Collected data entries
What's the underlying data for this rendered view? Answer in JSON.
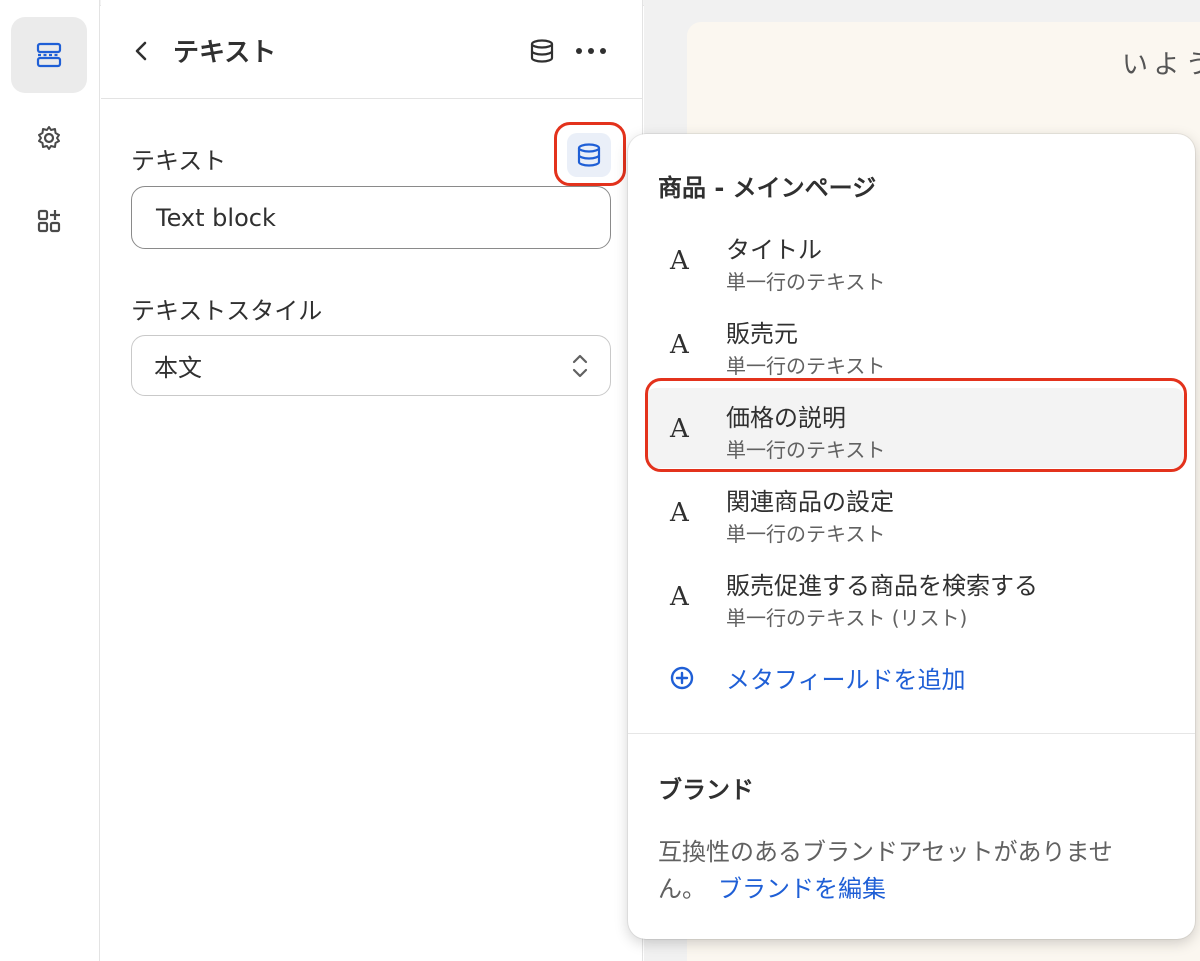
{
  "panel": {
    "title": "テキスト",
    "fields": {
      "text_label": "テキスト",
      "text_value": "Text block",
      "style_label": "テキストスタイル",
      "style_value": "本文"
    }
  },
  "rail": {
    "items": [
      {
        "icon": "sections-icon",
        "active": true
      },
      {
        "icon": "gear-icon",
        "active": false
      },
      {
        "icon": "apps-icon",
        "active": false
      }
    ]
  },
  "preview": {
    "heading_fragment": "いよう"
  },
  "popover": {
    "section_title": "商品 - メインページ",
    "items": [
      {
        "glyph": "A",
        "name": "タイトル",
        "type": "単一行のテキスト"
      },
      {
        "glyph": "A",
        "name": "販売元",
        "type": "単一行のテキスト"
      },
      {
        "glyph": "A",
        "name": "価格の説明",
        "type": "単一行のテキスト"
      },
      {
        "glyph": "A",
        "name": "関連商品の設定",
        "type": "単一行のテキスト"
      },
      {
        "glyph": "A",
        "name": "販売促進する商品を検索する",
        "type": "単一行のテキスト (リスト)"
      }
    ],
    "add_metafield": "メタフィールドを追加",
    "brand_title": "ブランド",
    "brand_note": "互換性のあるブランドアセットがありません。",
    "brand_link": "ブランドを編集"
  },
  "colors": {
    "accent_blue": "#1f5fd6",
    "highlight_red": "#e3321c",
    "text": "#303030",
    "muted_text": "#616161"
  }
}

* [WORK INSTRUCTIONS]: Every record above should come back exactly, but without its pictures.

* [RESULT OF THIS EXERCISE]:
What's the underlying data for this rendered view? Answer in JSON.
{
  "panel": {
    "title": "テキスト",
    "fields": {
      "text_label": "テキスト",
      "text_value": "Text block",
      "style_label": "テキストスタイル",
      "style_value": "本文"
    }
  },
  "rail": {
    "items": [
      {
        "icon": "sections-icon",
        "active": true
      },
      {
        "icon": "gear-icon",
        "active": false
      },
      {
        "icon": "apps-icon",
        "active": false
      }
    ]
  },
  "preview": {
    "heading_fragment": "いよう"
  },
  "popover": {
    "section_title": "商品 - メインページ",
    "items": [
      {
        "glyph": "A",
        "name": "タイトル",
        "type": "単一行のテキスト"
      },
      {
        "glyph": "A",
        "name": "販売元",
        "type": "単一行のテキスト"
      },
      {
        "glyph": "A",
        "name": "価格の説明",
        "type": "単一行のテキスト"
      },
      {
        "glyph": "A",
        "name": "関連商品の設定",
        "type": "単一行のテキスト"
      },
      {
        "glyph": "A",
        "name": "販売促進する商品を検索する",
        "type": "単一行のテキスト (リスト)"
      }
    ],
    "add_metafield": "メタフィールドを追加",
    "brand_title": "ブランド",
    "brand_note": "互換性のあるブランドアセットがありません。",
    "brand_link": "ブランドを編集"
  },
  "colors": {
    "accent_blue": "#1f5fd6",
    "highlight_red": "#e3321c",
    "text": "#303030",
    "muted_text": "#616161"
  }
}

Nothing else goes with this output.